Collected data entries
· · · · ·

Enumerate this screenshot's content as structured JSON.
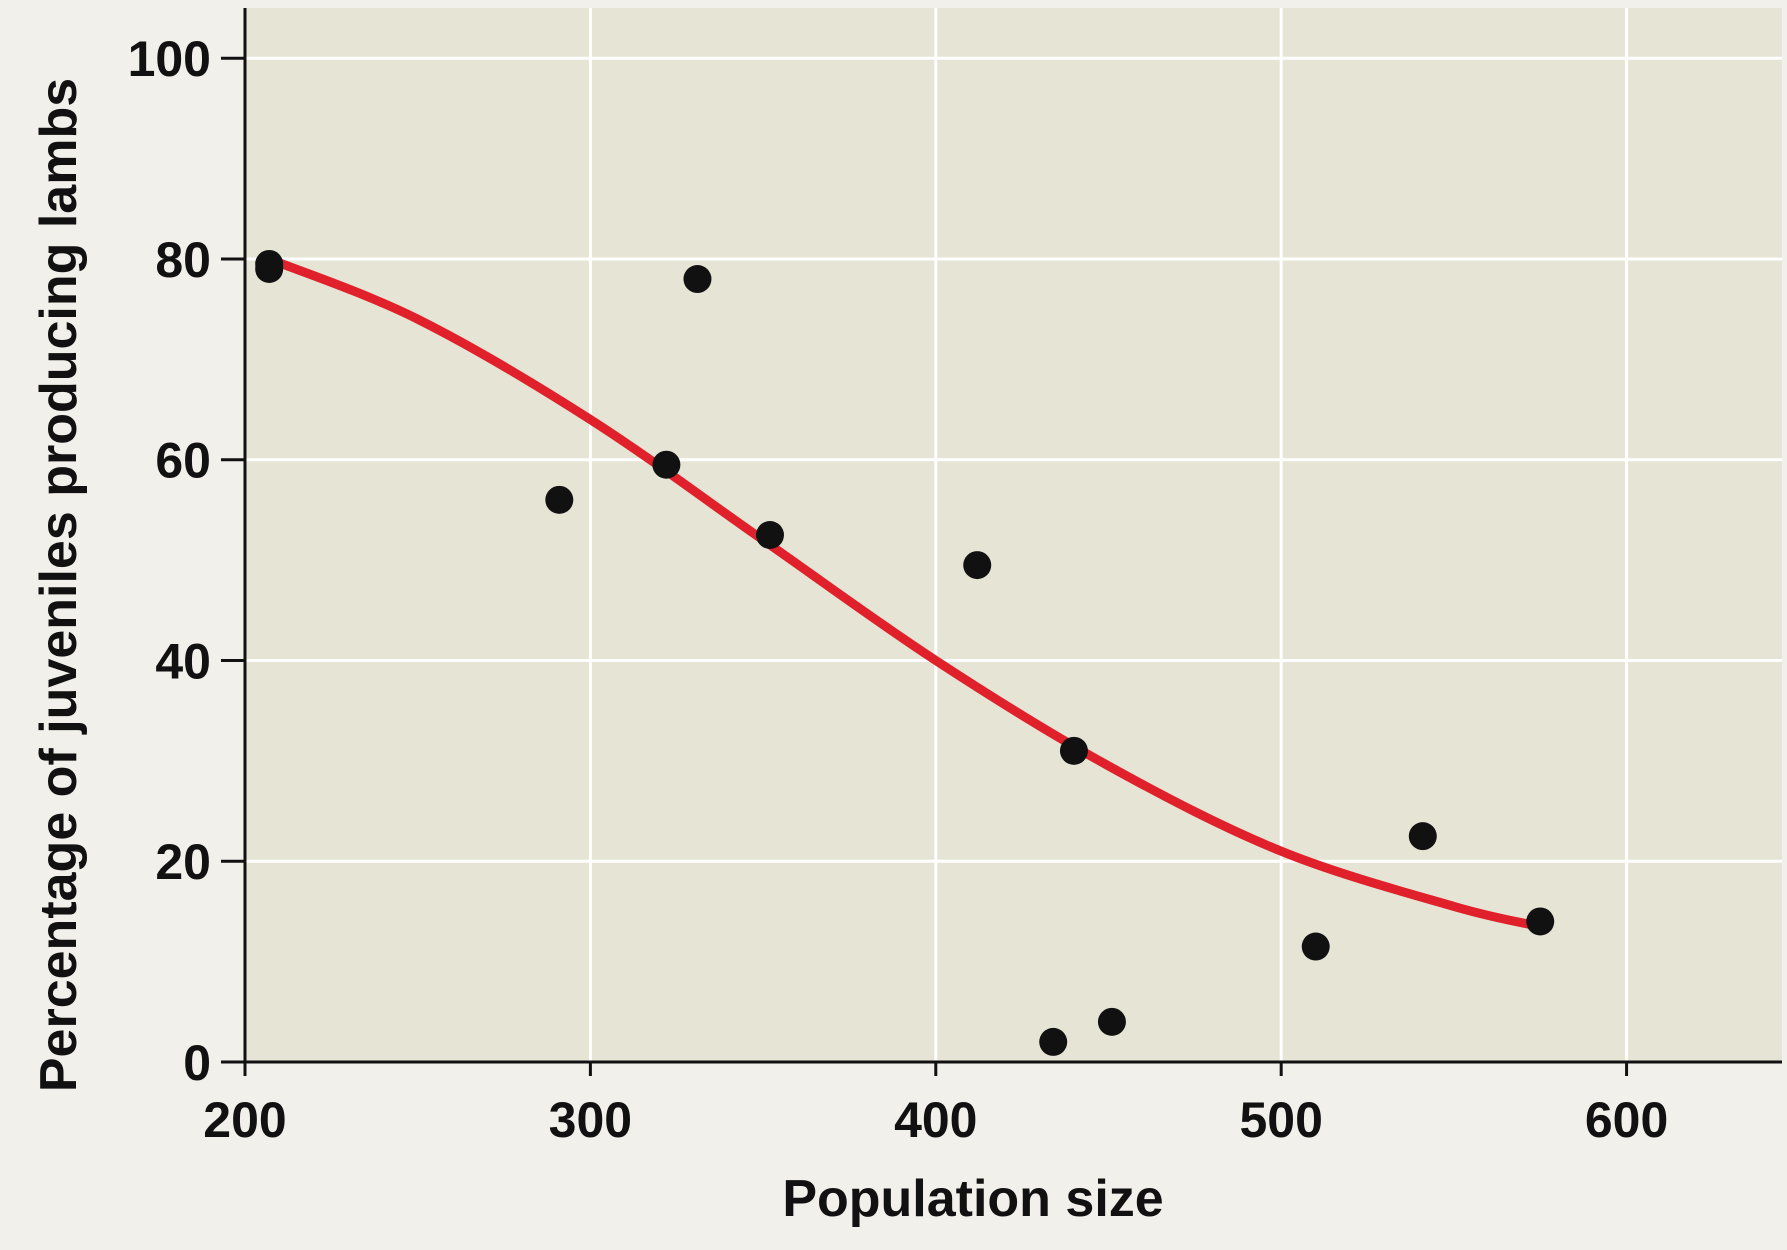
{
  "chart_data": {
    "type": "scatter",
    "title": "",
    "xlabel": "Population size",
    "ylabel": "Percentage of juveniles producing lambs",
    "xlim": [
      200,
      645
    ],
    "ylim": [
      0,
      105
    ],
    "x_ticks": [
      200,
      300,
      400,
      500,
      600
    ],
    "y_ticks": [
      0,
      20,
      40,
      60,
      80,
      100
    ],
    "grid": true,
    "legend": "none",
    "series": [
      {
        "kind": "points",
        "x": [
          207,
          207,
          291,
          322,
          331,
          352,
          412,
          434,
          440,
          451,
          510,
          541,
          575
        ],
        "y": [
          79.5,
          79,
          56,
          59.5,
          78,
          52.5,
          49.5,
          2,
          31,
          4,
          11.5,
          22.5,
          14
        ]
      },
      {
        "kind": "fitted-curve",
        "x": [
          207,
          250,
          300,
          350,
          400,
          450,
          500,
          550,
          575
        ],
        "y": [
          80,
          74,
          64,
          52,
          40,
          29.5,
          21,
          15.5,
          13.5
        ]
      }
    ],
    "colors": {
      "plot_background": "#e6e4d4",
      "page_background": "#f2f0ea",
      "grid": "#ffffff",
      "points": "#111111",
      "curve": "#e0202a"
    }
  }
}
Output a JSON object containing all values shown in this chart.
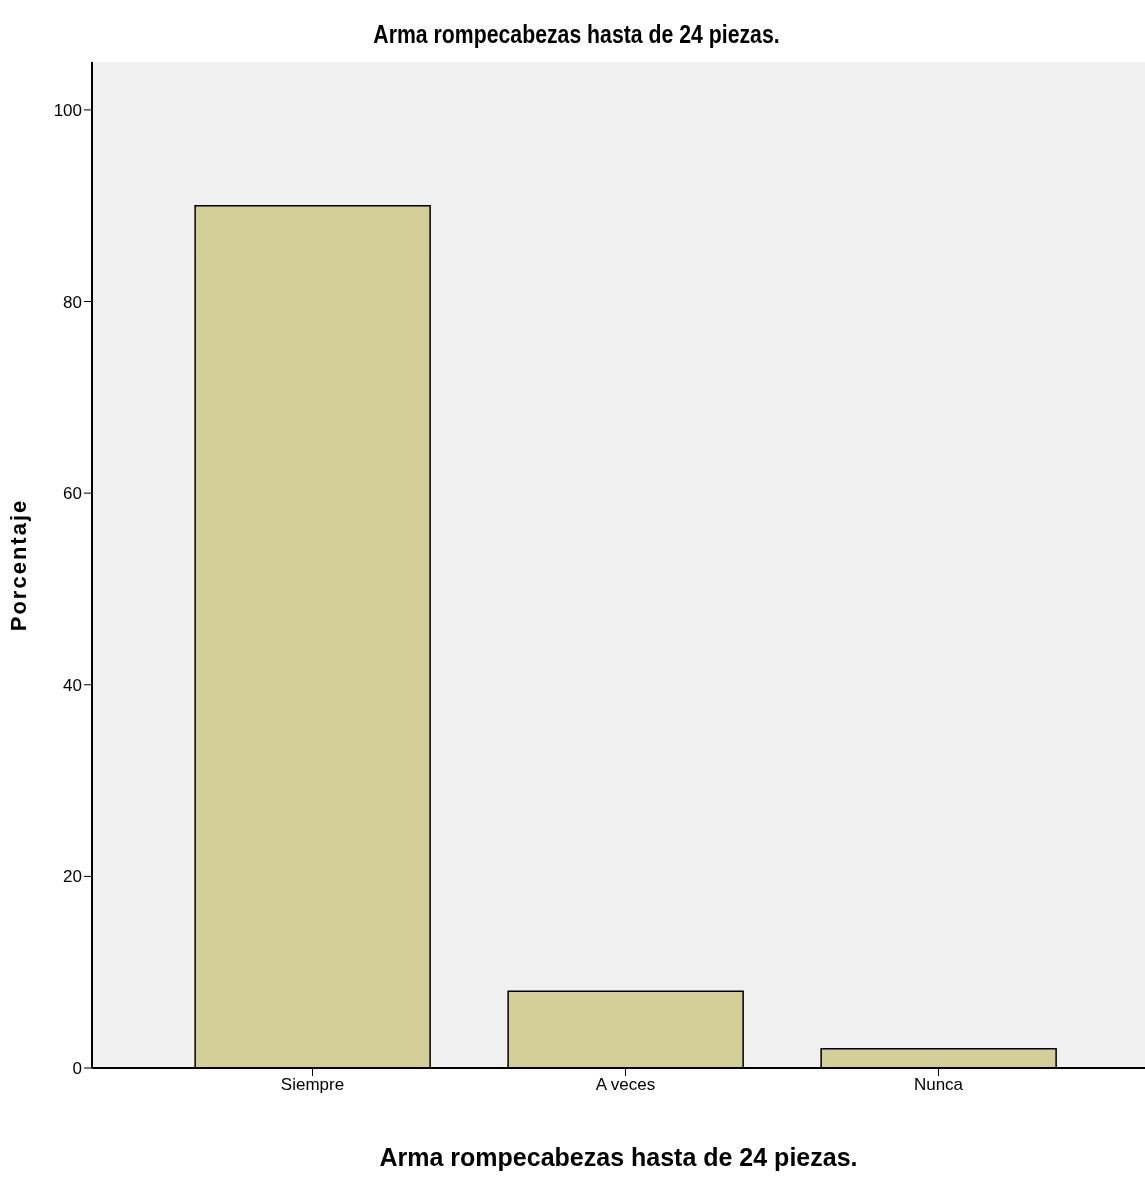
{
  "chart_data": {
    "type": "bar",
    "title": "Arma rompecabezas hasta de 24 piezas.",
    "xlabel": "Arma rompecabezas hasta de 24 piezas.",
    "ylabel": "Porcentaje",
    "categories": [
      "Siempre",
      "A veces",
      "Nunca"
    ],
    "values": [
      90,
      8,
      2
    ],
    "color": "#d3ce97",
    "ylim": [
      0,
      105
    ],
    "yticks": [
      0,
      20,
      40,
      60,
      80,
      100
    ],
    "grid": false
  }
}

· · · · ·

■ Problem details ■
Every entry above is to be set down exactly; the pictures are to be left out.

■ The reply ■
Enumerate this screenshot's content as structured JSON.
{
  "chart_data": {
    "type": "scatter",
    "title": "",
    "xlabel": "Population size",
    "ylabel": "Percentage of juveniles producing lambs",
    "xlim": [
      200,
      645
    ],
    "ylim": [
      0,
      105
    ],
    "x_ticks": [
      200,
      300,
      400,
      500,
      600
    ],
    "y_ticks": [
      0,
      20,
      40,
      60,
      80,
      100
    ],
    "grid": true,
    "legend": "none",
    "series": [
      {
        "kind": "points",
        "x": [
          207,
          207,
          291,
          322,
          331,
          352,
          412,
          434,
          440,
          451,
          510,
          541,
          575
        ],
        "y": [
          79.5,
          79,
          56,
          59.5,
          78,
          52.5,
          49.5,
          2,
          31,
          4,
          11.5,
          22.5,
          14
        ]
      },
      {
        "kind": "fitted-curve",
        "x": [
          207,
          250,
          300,
          350,
          400,
          450,
          500,
          550,
          575
        ],
        "y": [
          80,
          74,
          64,
          52,
          40,
          29.5,
          21,
          15.5,
          13.5
        ]
      }
    ],
    "colors": {
      "plot_background": "#e6e4d4",
      "page_background": "#f2f0ea",
      "grid": "#ffffff",
      "points": "#111111",
      "curve": "#e0202a"
    }
  }
}
Output a JSON object containing all values shown in this chart.
{
  "chart_data": {
    "type": "bar",
    "title": "Arma rompecabezas hasta de 24 piezas.",
    "xlabel": "Arma rompecabezas hasta de 24 piezas.",
    "ylabel": "Porcentaje",
    "categories": [
      "Siempre",
      "A veces",
      "Nunca"
    ],
    "values": [
      90,
      8,
      2
    ],
    "color": "#d3ce97",
    "ylim": [
      0,
      105
    ],
    "yticks": [
      0,
      20,
      40,
      60,
      80,
      100
    ],
    "grid": false
  }
}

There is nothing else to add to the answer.